### TEXTE SOURCE

Confronté à une dette publique estimée à 23 667 milliards FCFA à fin 2024, soit environ 119 % du PIB, le Sénégal fait face à une forte pression financière marquée par la dominance de la dette extérieure, évaluée à 68,3 % du portefeuille global.
À cette situation s’ajoute une dette cachée estimée à 4 000 milliards FCFA ainsi qu’un important calendrier de remboursement prévu entre 2025 et 2028. Pour la seule année 2026, le service de la dette devrait atteindre 5 497 milliards FCFA, avec des pics de remboursement attendus en mars (747 milliards FCFA) et en octobre (278 milliards FCFA).
Dans ce contexte, les autorités privilégient une nouvelle orientation axée sur la réduction de l’exposition aux fluctuations monétaires internationales, notamment au dollar. Le FCFA étant arrimé à l’euro, toute hausse du billet vert entraîne mécaniquement une augmentation du poids de la dette libellée en dollars, même sans nouvel emprunt.
Pour limiter cette vulnérabilité, l’État renforce progressivement le recours au financement intérieur et régional à travers les émissions de Bons du Trésor destinés aux banques locales et aux investisseurs de l’UEMOA.
Selon les chiffres avancés pour 2025, la dette extérieure a été stabilisée à 19 093,89 milliards FCFA, avec une hausse limitée à 2,15 %. Dans le même temps, la dette intérieure a progressé de 36,33 % pour atteindre 6 781,81 milliards FCFA.
Cette réorientation traduit une volonté de renforcer la mobilisation des ressources régionales tout en réduisant la dépendance vis-à-vis des marchés financiers internationaux.

### INFORMATIONS
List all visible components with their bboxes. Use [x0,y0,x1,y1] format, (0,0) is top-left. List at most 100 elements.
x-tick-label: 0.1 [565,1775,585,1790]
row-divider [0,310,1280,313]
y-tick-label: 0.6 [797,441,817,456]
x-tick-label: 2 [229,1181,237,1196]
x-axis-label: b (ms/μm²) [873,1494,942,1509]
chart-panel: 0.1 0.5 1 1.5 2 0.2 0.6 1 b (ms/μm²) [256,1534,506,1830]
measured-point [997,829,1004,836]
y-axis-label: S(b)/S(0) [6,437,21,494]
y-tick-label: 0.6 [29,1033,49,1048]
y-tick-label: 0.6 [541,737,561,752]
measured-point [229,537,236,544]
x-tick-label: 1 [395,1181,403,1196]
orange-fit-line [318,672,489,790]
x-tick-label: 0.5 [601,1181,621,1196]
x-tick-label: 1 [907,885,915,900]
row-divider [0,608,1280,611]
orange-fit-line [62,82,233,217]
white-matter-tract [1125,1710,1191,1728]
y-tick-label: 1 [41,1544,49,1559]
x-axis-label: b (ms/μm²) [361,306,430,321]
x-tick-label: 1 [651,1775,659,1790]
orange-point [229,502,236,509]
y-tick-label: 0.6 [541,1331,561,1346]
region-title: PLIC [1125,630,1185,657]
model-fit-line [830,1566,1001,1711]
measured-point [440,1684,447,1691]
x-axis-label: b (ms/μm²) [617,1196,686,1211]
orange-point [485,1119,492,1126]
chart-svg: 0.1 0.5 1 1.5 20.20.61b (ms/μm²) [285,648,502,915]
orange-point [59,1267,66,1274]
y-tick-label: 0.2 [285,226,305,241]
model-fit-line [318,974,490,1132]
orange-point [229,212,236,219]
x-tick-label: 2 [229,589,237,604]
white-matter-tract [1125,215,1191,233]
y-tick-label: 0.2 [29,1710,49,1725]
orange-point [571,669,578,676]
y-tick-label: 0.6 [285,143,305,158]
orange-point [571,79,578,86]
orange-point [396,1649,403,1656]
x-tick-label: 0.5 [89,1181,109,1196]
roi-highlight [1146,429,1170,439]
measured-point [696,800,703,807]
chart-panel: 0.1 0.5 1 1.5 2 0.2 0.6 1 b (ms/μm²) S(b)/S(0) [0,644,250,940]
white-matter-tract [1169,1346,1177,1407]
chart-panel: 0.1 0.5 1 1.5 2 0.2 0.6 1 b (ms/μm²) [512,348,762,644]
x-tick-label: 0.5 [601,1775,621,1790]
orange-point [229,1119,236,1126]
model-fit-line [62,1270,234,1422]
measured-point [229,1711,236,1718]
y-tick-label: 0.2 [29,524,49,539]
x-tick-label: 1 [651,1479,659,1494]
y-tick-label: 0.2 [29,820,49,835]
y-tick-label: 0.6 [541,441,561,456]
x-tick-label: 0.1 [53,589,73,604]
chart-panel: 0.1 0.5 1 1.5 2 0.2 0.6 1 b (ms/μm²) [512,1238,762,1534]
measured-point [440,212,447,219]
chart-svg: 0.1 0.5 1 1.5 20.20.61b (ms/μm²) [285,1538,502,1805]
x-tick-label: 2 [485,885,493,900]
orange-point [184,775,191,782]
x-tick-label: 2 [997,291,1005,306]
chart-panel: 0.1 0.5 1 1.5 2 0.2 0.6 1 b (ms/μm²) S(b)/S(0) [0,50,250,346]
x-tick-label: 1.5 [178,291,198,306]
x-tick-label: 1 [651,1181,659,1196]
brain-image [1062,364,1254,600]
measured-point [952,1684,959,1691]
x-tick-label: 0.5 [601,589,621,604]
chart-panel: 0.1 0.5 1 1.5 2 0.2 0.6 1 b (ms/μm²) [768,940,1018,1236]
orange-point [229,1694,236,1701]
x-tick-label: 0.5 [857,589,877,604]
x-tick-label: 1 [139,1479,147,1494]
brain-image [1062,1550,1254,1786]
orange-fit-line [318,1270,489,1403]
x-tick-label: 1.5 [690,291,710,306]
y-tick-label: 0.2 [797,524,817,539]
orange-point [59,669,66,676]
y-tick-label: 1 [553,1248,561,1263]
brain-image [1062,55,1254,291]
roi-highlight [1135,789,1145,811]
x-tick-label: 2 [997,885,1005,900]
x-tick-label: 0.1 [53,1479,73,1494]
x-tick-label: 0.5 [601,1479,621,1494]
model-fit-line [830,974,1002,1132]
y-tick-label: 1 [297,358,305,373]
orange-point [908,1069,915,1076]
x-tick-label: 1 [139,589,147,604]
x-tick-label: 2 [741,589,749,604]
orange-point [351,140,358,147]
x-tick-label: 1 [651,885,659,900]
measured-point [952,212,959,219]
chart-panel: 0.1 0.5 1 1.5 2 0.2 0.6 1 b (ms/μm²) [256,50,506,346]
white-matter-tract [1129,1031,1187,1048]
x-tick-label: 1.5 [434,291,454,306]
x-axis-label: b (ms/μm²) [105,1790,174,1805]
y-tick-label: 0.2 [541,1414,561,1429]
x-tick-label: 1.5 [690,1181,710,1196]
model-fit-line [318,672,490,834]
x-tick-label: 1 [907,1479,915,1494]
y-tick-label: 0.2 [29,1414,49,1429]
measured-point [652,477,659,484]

### TÂCHE À RÉALISER
Reproduisez intégralement le texte sur la dette publique du Sénégal, sans y apporter la moindre modification. Les items proviennent d'une autre source que le texte.

### RÉSULTAT OBTENU
Confronté à une dette publique estimée à 23 667 milliards FCFA à fin 2024, soit environ 119 % du PIB, le Sénégal fait face à une forte pression financière marquée par la dominance de la dette extérieure, évaluée à 68,3 % du portefeuille global.
À cette situation s’ajoute une dette cachée estimée à 4 000 milliards FCFA ainsi qu’un important calendrier de remboursement prévu entre 2025 et 2028. Pour la seule année 2026, le service de la dette devrait atteindre 5 497 milliards FCFA, avec des pics de remboursement attendus en mars (747 milliards FCFA) et en octobre (278 milliards FCFA).
Dans ce contexte, les autorités privilégient une nouvelle orientation axée sur la réduction de l’exposition aux fluctuations monétaires internationales, notamment au dollar. Le FCFA étant arrimé à l’euro, toute hausse du billet vert entraîne mécaniquement une augmentation du poids de la dette libellée en dollars, même sans nouvel emprunt.
Pour limiter cette vulnérabilité, l’État renforce progressivement le recours au financement intérieur et régional à travers les émissions de Bons du Trésor destinés aux banques locales et aux investisseurs de l’UEMOA.
Selon les chiffres avancés pour 2025, la dette extérieure a été stabilisée à 19 093,89 milliards FCFA, avec une hausse limitée à 2,15 %. Dans le même temps, la dette intérieure a progressé de 36,33 % pour atteindre 6 781,81 milliards FCFA.
Cette réorientation traduit une volonté de renforcer la mobilisation des ressources régionales tout en réduisant la dépendance vis-à-vis des marchés financiers internationaux.